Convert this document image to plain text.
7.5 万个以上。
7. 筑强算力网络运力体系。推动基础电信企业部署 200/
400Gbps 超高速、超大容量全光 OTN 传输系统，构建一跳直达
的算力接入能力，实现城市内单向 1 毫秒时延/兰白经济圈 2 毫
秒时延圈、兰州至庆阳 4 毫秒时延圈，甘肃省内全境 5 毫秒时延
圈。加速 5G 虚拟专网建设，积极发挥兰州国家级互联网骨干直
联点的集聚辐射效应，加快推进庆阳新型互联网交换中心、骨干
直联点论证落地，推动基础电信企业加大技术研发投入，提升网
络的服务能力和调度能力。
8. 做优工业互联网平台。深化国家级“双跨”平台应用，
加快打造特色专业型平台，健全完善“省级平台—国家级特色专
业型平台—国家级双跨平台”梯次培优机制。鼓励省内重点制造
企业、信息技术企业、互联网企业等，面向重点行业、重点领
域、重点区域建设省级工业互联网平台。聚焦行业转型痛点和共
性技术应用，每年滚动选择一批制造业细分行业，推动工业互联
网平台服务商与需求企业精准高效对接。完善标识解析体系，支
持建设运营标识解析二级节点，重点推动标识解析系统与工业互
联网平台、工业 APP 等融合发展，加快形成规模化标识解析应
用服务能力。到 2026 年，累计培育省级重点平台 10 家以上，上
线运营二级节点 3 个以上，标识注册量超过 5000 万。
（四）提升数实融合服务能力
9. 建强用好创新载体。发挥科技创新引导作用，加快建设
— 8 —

***

Write out every entry exactly as given.

■ SOLUTION TO THIS EXERCISE
Convert this document image to plain text.
7.5 万个以上。
7. 筑强算力网络运力体系。推动基础电信企业部署 200/
400Gbps 超高速、超大容量全光 OTN 传输系统，构建一跳直达
的算力接入能力，实现城市内单向 1 毫秒时延/兰白经济圈 2 毫
秒时延圈、兰州至庆阳 4 毫秒时延圈，甘肃省内全境 5 毫秒时延
圈。加速 5G 虚拟专网建设，积极发挥兰州国家级互联网骨干直
联点的集聚辐射效应，加快推进庆阳新型互联网交换中心、骨干
直联点论证落地，推动基础电信企业加大技术研发投入，提升网
络的服务能力和调度能力。
8. 做优工业互联网平台。深化国家级“双跨”平台应用，
加快打造特色专业型平台，健全完善“省级平台—国家级特色专
业型平台—国家级双跨平台”梯次培优机制。鼓励省内重点制造
企业、信息技术企业、互联网企业等，面向重点行业、重点领
域、重点区域建设省级工业互联网平台。聚焦行业转型痛点和共
性技术应用，每年滚动选择一批制造业细分行业，推动工业互联
网平台服务商与需求企业精准高效对接。完善标识解析体系，支
持建设运营标识解析二级节点，重点推动标识解析系统与工业互
联网平台、工业 APP 等融合发展，加快形成规模化标识解析应
用服务能力。到 2026 年，累计培育省级重点平台 10 家以上，上
线运营二级节点 3 个以上，标识注册量超过 5000 万。
（四）提升数实融合服务能力
9. 建强用好创新载体。发挥科技创新引导作用，加快建设
— 8 —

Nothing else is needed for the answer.